**** Supplied entries

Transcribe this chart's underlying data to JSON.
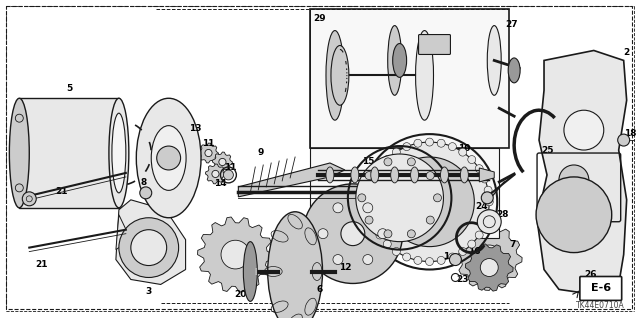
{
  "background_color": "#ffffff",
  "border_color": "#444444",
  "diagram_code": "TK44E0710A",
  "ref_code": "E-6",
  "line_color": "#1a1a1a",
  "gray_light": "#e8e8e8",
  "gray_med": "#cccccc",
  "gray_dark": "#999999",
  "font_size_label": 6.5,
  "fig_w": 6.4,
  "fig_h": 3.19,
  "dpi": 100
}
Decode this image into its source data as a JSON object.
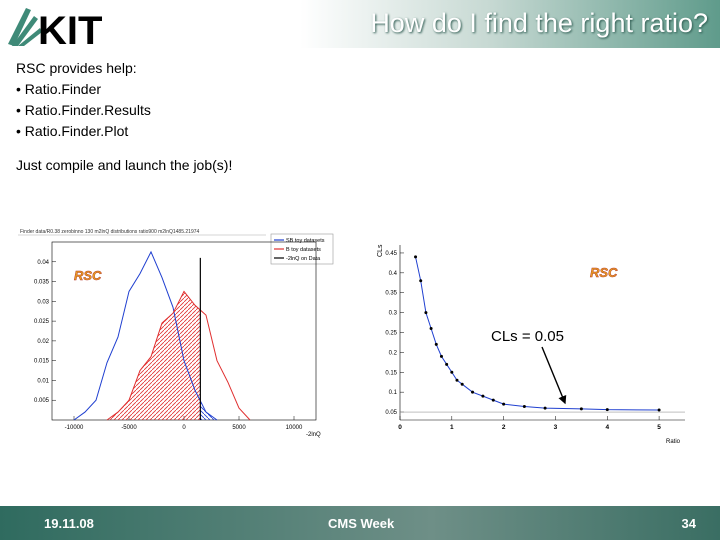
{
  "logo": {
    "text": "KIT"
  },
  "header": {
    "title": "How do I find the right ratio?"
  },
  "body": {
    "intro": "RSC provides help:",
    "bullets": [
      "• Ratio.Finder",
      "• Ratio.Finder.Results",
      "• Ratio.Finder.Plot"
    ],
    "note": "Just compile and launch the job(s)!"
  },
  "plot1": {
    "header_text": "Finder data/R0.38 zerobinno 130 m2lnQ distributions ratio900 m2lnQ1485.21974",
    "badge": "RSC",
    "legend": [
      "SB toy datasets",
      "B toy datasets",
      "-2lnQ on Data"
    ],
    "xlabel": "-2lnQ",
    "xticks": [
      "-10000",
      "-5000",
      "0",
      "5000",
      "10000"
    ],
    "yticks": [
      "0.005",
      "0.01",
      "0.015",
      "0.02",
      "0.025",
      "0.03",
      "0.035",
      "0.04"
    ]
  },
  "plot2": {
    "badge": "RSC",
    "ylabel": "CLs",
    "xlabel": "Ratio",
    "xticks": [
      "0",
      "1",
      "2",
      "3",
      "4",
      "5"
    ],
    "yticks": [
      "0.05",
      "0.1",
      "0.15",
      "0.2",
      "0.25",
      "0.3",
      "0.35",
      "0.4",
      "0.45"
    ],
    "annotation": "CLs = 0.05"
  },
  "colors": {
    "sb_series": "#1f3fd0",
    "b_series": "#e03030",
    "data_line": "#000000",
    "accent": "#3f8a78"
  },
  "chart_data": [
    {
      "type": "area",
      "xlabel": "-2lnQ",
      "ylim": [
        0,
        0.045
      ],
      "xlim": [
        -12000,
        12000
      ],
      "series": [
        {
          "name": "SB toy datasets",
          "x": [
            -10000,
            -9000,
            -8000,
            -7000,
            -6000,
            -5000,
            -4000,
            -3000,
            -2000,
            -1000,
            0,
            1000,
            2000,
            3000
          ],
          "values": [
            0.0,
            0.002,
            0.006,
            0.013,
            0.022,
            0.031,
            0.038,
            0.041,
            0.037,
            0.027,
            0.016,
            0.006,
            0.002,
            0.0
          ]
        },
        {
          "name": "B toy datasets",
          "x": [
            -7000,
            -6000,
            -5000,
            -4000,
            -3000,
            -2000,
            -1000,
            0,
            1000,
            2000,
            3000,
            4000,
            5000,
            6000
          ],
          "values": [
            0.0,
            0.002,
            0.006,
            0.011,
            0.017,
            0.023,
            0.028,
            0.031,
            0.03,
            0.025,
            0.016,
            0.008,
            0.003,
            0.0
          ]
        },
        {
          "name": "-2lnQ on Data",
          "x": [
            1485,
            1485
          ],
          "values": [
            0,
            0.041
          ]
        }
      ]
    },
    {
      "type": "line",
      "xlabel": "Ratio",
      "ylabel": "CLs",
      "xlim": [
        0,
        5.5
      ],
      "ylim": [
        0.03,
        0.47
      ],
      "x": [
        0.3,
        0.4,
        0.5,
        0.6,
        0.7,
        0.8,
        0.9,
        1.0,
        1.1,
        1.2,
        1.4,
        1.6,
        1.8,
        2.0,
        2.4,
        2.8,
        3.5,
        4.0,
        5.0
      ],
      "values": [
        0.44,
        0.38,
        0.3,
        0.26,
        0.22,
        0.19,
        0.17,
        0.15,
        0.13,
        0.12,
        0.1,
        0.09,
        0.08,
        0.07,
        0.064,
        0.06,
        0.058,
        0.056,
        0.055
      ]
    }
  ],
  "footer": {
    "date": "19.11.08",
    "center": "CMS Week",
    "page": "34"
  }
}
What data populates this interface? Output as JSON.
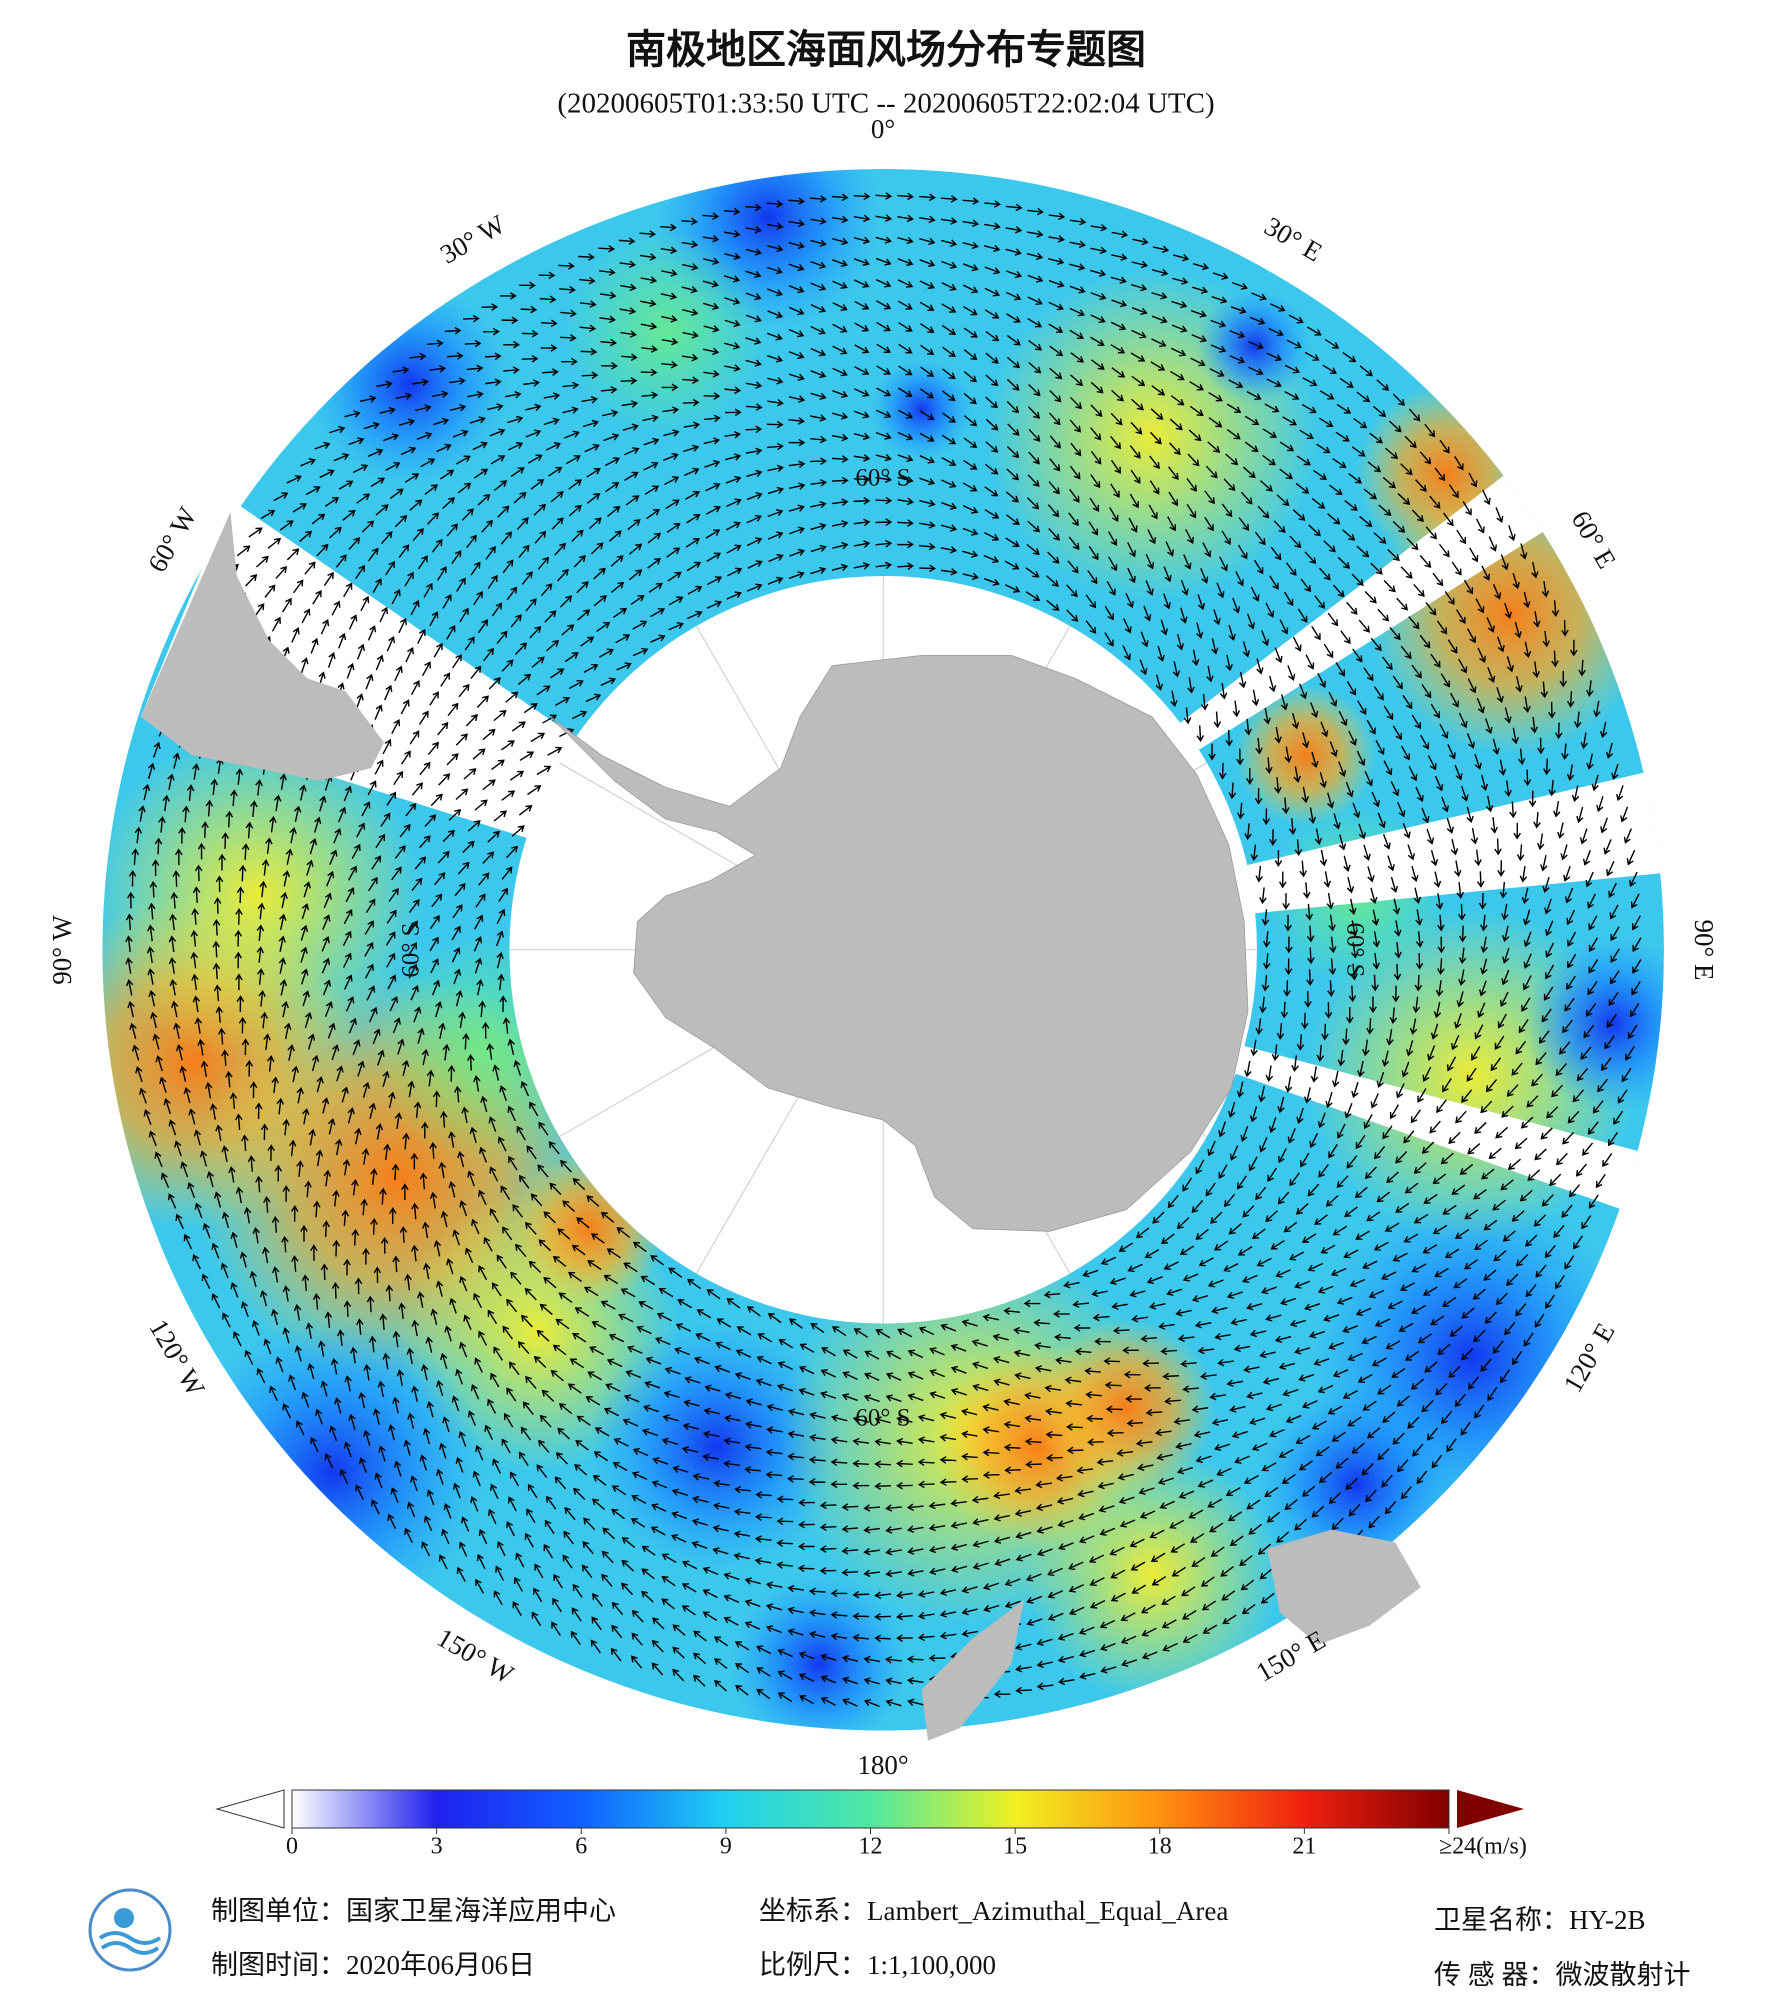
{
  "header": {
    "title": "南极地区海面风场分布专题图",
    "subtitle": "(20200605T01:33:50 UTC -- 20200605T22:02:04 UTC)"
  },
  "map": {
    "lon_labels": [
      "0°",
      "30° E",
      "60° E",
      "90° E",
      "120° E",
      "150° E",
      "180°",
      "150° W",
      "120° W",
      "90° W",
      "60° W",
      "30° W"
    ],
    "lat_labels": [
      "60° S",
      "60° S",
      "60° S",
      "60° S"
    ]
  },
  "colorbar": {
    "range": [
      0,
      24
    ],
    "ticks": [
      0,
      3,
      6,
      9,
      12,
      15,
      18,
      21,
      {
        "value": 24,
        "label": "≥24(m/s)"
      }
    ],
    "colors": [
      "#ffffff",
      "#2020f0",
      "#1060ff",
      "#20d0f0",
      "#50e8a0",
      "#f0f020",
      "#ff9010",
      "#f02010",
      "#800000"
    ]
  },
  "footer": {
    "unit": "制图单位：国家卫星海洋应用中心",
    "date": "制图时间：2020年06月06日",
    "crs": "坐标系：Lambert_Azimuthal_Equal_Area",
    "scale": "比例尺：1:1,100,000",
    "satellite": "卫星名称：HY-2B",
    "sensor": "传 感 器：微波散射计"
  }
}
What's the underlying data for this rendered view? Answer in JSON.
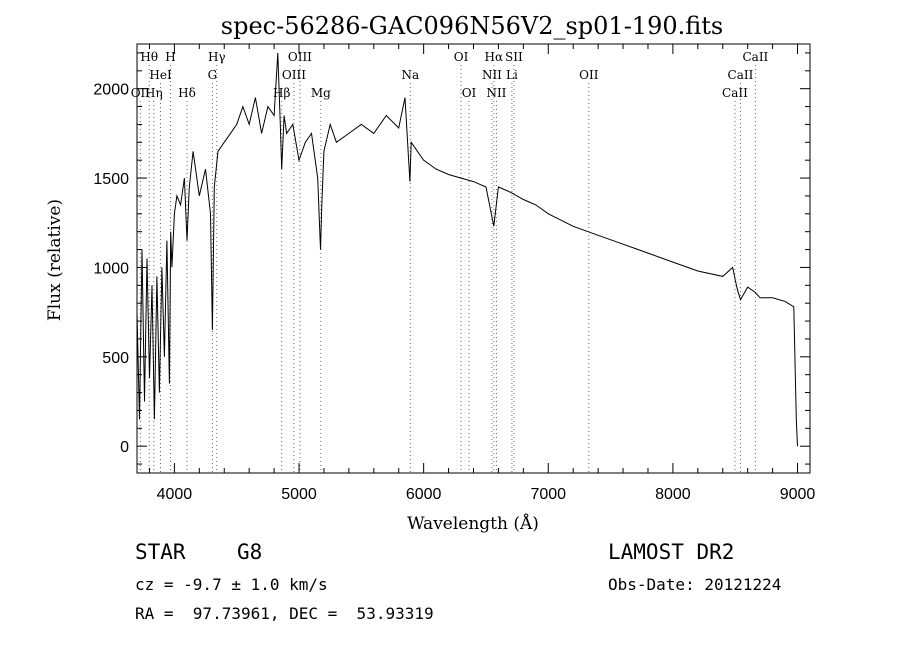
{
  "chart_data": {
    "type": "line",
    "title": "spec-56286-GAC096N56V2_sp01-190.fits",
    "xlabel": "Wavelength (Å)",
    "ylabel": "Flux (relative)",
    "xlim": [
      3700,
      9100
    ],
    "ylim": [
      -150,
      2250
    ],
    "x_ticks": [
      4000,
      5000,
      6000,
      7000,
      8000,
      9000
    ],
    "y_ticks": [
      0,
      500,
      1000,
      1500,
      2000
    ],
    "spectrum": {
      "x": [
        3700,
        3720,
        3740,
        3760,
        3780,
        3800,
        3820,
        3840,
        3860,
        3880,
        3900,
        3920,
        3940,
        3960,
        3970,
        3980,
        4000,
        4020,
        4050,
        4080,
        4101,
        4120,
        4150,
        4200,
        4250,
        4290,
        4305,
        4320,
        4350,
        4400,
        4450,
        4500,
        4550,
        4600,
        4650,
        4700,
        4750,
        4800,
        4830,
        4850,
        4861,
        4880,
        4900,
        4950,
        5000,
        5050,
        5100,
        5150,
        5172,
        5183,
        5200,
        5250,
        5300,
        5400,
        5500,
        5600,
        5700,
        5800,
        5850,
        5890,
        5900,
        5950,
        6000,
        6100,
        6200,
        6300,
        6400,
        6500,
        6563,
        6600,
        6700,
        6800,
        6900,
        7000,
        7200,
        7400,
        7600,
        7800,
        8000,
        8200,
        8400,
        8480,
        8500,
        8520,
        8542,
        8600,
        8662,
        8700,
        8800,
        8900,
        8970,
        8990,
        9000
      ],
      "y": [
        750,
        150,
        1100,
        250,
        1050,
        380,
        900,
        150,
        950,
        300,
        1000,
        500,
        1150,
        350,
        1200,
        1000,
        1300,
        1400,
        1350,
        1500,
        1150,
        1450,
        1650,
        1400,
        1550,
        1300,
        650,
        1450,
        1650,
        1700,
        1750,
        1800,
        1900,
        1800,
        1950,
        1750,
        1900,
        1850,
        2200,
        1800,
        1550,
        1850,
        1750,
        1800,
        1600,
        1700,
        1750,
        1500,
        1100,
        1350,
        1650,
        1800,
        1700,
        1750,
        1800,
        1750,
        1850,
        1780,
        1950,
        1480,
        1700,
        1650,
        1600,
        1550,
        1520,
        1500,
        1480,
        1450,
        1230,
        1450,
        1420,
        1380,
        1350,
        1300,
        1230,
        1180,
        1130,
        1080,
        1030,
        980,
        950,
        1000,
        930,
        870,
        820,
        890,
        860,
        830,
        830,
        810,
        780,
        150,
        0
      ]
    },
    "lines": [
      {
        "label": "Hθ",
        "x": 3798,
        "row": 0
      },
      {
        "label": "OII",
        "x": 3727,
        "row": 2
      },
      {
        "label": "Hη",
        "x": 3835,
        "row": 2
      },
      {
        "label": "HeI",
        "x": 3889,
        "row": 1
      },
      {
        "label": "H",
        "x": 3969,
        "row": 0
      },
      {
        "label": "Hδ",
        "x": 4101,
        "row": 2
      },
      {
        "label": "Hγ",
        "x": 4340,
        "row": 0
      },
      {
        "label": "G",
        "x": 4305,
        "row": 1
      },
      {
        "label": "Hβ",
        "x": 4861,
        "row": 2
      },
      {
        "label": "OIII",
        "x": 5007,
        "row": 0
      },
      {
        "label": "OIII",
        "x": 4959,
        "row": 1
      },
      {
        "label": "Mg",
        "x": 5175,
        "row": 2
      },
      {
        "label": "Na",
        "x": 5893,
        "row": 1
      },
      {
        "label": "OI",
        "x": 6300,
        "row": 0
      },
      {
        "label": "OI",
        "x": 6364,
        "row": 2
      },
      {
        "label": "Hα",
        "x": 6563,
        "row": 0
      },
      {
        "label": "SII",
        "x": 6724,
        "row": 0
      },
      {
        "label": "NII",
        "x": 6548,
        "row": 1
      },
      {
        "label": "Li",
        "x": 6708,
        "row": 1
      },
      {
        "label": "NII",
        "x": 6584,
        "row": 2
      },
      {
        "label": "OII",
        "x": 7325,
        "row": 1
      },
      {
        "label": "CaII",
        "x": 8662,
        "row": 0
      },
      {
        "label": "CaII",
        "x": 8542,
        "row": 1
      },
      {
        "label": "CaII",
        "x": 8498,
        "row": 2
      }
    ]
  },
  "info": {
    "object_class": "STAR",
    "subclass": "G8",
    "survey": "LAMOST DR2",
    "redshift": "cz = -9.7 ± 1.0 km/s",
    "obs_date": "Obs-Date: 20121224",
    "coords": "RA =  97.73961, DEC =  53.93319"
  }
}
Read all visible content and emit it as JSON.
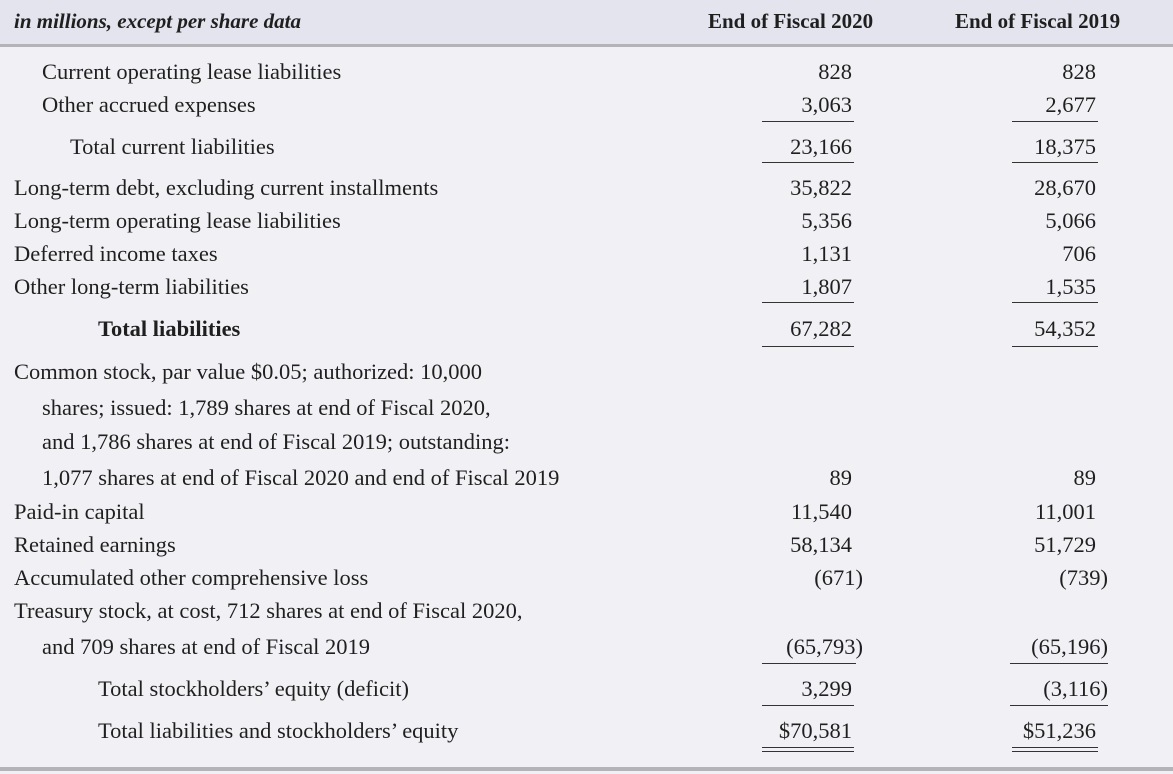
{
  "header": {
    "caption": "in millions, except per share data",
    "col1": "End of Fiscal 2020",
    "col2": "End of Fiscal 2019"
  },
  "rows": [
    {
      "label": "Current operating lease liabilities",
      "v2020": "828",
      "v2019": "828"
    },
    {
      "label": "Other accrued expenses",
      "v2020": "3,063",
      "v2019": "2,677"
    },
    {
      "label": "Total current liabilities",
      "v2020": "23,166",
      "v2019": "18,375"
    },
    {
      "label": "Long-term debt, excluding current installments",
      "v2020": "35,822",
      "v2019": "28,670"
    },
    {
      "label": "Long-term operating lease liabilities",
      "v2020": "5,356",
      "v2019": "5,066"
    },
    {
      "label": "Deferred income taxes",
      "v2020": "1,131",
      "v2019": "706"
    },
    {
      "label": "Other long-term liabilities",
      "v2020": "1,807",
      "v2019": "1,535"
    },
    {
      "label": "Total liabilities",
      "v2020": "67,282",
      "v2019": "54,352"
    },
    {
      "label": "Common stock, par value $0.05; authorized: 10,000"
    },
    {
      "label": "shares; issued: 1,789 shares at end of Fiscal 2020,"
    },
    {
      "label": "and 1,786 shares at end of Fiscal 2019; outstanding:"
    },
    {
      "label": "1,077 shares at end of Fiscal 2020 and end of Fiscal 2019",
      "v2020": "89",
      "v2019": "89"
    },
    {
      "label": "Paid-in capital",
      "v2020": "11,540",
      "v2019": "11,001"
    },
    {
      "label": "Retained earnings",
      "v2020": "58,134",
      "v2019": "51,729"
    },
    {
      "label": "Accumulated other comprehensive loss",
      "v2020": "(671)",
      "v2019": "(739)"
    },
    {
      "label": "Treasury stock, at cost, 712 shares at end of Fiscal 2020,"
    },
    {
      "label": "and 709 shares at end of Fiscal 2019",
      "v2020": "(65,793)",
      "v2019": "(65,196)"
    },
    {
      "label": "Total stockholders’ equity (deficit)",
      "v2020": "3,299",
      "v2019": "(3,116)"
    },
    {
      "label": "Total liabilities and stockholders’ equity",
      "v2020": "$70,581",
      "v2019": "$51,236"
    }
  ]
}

********

* Your objective *
Reproduce each line of the material containing the word "underlying".

* Response *
Transcribe this chart's underlying data to JSON.
What's the underlying data for this rendered view? Answer in JSON.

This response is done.